Figure content listings
>> begin

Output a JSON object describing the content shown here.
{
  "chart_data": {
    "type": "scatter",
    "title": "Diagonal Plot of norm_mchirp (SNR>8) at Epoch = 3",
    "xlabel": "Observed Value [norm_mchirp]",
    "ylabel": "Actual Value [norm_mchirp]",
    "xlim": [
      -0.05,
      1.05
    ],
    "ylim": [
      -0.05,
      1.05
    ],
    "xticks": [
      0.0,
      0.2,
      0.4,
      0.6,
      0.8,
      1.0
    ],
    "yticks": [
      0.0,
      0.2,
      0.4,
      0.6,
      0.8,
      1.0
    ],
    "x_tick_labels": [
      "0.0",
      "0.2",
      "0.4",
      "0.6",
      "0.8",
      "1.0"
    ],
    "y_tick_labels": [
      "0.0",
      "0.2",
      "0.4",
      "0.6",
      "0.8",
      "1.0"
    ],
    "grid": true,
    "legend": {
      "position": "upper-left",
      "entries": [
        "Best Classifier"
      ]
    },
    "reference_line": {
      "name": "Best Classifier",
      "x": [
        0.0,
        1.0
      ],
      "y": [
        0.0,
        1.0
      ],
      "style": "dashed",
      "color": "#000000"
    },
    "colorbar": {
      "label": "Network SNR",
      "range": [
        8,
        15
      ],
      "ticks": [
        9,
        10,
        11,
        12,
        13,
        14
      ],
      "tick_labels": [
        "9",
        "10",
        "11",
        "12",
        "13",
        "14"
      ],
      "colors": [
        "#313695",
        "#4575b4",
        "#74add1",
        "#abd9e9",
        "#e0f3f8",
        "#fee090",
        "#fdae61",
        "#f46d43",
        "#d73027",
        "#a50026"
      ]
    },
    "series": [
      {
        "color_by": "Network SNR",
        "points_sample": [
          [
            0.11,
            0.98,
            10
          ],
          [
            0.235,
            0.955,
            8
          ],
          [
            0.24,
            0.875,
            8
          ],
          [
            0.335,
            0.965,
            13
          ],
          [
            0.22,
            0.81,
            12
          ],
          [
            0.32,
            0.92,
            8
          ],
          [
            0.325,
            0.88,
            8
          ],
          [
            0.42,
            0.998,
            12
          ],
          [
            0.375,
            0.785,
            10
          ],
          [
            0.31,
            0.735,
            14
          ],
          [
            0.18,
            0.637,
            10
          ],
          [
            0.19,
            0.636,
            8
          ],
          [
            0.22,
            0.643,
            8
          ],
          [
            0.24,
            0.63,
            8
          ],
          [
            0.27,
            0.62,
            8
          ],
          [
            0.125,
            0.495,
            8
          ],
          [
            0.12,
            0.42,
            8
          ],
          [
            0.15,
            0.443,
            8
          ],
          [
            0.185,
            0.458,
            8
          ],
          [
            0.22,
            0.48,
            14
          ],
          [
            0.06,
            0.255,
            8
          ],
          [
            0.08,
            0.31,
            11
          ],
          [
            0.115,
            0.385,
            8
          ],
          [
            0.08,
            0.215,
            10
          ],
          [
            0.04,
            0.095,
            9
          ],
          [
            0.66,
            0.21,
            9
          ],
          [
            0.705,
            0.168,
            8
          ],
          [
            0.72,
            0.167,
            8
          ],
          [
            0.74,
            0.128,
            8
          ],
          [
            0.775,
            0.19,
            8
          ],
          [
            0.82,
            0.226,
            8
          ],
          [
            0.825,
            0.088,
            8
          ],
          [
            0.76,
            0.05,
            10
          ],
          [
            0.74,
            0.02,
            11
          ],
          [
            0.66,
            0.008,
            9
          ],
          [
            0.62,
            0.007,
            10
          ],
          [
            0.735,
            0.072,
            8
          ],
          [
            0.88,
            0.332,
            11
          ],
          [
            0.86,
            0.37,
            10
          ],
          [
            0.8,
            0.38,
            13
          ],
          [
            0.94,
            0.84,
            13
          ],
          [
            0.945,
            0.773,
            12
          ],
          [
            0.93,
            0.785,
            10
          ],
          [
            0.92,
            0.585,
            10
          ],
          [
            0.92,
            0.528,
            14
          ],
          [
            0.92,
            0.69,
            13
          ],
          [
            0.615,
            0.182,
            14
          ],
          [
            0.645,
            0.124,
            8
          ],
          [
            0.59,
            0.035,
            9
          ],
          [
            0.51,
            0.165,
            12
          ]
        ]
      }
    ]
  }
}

>> end

Exercise
Select all lines with the word "Best" from the entries above.

Answer to this task
        "Best Classifier"
      "name": "Best Classifier",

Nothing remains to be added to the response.